Data listing:
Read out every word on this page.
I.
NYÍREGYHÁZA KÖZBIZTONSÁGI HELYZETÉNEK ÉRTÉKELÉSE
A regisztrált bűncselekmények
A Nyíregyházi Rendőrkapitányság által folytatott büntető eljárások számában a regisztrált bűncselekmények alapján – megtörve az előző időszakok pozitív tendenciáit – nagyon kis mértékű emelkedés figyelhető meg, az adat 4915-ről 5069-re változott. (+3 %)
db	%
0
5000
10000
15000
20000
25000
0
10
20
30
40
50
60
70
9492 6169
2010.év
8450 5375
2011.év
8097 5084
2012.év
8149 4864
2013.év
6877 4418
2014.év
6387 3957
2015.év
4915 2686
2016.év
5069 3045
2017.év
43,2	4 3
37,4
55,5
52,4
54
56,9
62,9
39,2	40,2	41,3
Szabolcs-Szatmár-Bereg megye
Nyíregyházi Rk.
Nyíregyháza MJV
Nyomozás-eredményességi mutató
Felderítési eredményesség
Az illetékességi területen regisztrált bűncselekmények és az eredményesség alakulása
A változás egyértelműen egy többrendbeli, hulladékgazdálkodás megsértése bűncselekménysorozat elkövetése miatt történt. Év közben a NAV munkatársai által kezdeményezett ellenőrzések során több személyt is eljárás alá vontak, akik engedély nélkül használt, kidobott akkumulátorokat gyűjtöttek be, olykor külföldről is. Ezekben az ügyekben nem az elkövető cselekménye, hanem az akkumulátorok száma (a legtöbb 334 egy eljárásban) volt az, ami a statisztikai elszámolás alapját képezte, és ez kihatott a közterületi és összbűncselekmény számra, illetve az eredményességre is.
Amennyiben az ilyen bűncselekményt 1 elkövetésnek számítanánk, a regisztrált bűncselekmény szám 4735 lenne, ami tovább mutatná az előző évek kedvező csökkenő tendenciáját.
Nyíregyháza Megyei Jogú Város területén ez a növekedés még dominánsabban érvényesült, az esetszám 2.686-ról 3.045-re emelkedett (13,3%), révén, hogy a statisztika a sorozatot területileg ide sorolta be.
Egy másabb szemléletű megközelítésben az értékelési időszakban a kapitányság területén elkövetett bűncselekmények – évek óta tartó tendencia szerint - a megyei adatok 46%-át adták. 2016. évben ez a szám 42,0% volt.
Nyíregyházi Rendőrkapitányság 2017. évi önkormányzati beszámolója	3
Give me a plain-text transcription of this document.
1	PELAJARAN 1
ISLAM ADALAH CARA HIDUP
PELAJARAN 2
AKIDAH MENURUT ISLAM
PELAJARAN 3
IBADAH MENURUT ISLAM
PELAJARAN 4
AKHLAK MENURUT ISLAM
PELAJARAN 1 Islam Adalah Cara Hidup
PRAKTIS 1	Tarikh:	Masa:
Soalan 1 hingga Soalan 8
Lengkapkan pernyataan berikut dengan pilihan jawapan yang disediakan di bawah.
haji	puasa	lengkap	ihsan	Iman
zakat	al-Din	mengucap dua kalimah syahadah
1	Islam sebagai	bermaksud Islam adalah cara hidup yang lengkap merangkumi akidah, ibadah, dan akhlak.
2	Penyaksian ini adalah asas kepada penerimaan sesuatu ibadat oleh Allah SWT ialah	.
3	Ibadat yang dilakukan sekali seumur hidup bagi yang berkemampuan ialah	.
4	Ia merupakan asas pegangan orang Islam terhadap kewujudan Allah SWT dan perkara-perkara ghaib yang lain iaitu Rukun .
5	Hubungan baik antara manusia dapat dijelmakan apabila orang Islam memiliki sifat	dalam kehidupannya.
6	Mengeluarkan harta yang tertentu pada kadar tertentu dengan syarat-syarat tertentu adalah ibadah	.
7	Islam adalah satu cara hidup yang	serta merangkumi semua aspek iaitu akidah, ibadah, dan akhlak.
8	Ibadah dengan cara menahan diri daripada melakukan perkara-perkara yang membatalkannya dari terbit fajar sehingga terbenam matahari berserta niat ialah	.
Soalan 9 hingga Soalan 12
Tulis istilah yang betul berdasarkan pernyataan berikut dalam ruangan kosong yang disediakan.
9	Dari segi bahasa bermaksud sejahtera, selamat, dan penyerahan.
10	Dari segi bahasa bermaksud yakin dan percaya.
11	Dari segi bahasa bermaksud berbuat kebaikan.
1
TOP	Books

Work to do:
Every line of the data above should be reproduced word for word.

Solution for this problem:
Read out every word on this page.
I.
NYÍREGYHÁZA KÖZBIZTONSÁGI HELYZETÉNEK ÉRTÉKELÉSE
A regisztrált bűncselekmények
A Nyíregyházi Rendőrkapitányság által folytatott büntető eljárások számában a regisztrált bűncselekmények alapján – megtörve az előző időszakok pozitív tendenciáit – nagyon kis mértékű emelkedés figyelhető meg, az adat 4915-ről 5069-re változott. (+3 %)
db	%
0
5000
10000
15000
20000
25000
0
10
20
30
40
50
60
70
9492 6169
2010.év
8450 5375
2011.év
8097 5084
2012.év
8149 4864
2013.év
6877 4418
2014.év
6387 3957
2015.év
4915 2686
2016.év
5069 3045
2017.év
43,2	4 3
37,4
55,5
52,4
54
56,9
62,9
39,2	40,2	41,3
Szabolcs-Szatmár-Bereg megye
Nyíregyházi Rk.
Nyíregyháza MJV
Nyomozás-eredményességi mutató
Felderítési eredményesség
Az illetékességi területen regisztrált bűncselekmények és az eredményesség alakulása
A változás egyértelműen egy többrendbeli, hulladékgazdálkodás megsértése bűncselekménysorozat elkövetése miatt történt. Év közben a NAV munkatársai által kezdeményezett ellenőrzések során több személyt is eljárás alá vontak, akik engedély nélkül használt, kidobott akkumulátorokat gyűjtöttek be, olykor külföldről is. Ezekben az ügyekben nem az elkövető cselekménye, hanem az akkumulátorok száma (a legtöbb 334 egy eljárásban) volt az, ami a statisztikai elszámolás alapját képezte, és ez kihatott a közterületi és összbűncselekmény számra, illetve az eredményességre is.
Amennyiben az ilyen bűncselekményt 1 elkövetésnek számítanánk, a regisztrált bűncselekmény szám 4735 lenne, ami tovább mutatná az előző évek kedvező csökkenő tendenciáját.
Nyíregyháza Megyei Jogú Város területén ez a növekedés még dominánsabban érvényesült, az esetszám 2.686-ról 3.045-re emelkedett (13,3%), révén, hogy a statisztika a sorozatot területileg ide sorolta be.
Egy másabb szemléletű megközelítésben az értékelési időszakban a kapitányság területén elkövetett bűncselekmények – évek óta tartó tendencia szerint - a megyei adatok 46%-át adták. 2016. évben ez a szám 42,0% volt.
Nyíregyházi Rendőrkapitányság 2017. évi önkormányzati beszámolója	3
Give me a plain-text transcription of this document.
1	PELAJARAN 1
ISLAM ADALAH CARA HIDUP
PELAJARAN 2
AKIDAH MENURUT ISLAM
PELAJARAN 3
IBADAH MENURUT ISLAM
PELAJARAN 4
AKHLAK MENURUT ISLAM
PELAJARAN 1 Islam Adalah Cara Hidup
PRAKTIS 1	Tarikh:	Masa:
Soalan 1 hingga Soalan 8
Lengkapkan pernyataan berikut dengan pilihan jawapan yang disediakan di bawah.
haji	puasa	lengkap	ihsan	Iman
zakat	al-Din	mengucap dua kalimah syahadah
1	Islam sebagai	bermaksud Islam adalah cara hidup yang lengkap merangkumi akidah, ibadah, dan akhlak.
2	Penyaksian ini adalah asas kepada penerimaan sesuatu ibadat oleh Allah SWT ialah	.
3	Ibadat yang dilakukan sekali seumur hidup bagi yang berkemampuan ialah	.
4	Ia merupakan asas pegangan orang Islam terhadap kewujudan Allah SWT dan perkara-perkara ghaib yang lain iaitu Rukun .
5	Hubungan baik antara manusia dapat dijelmakan apabila orang Islam memiliki sifat	dalam kehidupannya.
6	Mengeluarkan harta yang tertentu pada kadar tertentu dengan syarat-syarat tertentu adalah ibadah	.
7	Islam adalah satu cara hidup yang	serta merangkumi semua aspek iaitu akidah, ibadah, dan akhlak.
8	Ibadah dengan cara menahan diri daripada melakukan perkara-perkara yang membatalkannya dari terbit fajar sehingga terbenam matahari berserta niat ialah	.
Soalan 9 hingga Soalan 12
Tulis istilah yang betul berdasarkan pernyataan berikut dalam ruangan kosong yang disediakan.
9	Dari segi bahasa bermaksud sejahtera, selamat, dan penyerahan.
10	Dari segi bahasa bermaksud yakin dan percaya.
11	Dari segi bahasa bermaksud berbuat kebaikan.
1
TOP	Books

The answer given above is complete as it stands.